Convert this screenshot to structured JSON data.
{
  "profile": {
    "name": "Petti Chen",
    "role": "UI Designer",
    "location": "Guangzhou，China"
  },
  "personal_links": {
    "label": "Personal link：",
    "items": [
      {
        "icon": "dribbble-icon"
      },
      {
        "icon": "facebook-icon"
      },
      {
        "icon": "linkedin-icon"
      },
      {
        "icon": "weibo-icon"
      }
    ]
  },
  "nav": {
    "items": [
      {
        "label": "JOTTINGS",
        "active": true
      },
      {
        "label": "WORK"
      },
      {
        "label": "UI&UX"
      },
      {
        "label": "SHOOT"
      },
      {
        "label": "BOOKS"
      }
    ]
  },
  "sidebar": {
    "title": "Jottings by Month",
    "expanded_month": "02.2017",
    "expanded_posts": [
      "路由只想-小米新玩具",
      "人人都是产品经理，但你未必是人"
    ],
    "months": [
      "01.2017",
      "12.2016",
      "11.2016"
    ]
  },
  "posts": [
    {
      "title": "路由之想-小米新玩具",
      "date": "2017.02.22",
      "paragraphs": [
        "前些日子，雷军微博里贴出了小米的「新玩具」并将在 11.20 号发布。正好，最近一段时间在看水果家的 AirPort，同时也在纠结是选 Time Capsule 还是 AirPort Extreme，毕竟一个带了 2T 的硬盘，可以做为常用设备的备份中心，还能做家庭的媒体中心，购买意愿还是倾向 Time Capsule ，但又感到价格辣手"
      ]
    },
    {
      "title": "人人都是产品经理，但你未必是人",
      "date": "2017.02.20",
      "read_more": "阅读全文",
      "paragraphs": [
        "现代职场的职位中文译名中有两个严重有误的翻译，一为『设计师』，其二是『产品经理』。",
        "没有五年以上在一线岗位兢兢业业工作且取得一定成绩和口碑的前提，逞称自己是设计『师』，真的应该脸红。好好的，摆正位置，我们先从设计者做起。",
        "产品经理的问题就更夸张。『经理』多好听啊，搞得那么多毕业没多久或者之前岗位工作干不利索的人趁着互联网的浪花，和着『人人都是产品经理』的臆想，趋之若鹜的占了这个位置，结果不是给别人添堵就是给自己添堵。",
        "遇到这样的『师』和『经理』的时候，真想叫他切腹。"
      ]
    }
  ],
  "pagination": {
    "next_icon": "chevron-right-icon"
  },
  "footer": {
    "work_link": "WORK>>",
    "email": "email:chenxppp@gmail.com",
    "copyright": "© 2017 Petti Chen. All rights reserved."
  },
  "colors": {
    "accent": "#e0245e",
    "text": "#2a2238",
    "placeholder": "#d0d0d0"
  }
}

TO BE DONE:
Show every line that contains the word "title".

RESPONSE:
    "title": "Jottings by Month",
      "title": "路由之想-小米新玩具",
      "title": "人人都是产品经理，但你未必是人",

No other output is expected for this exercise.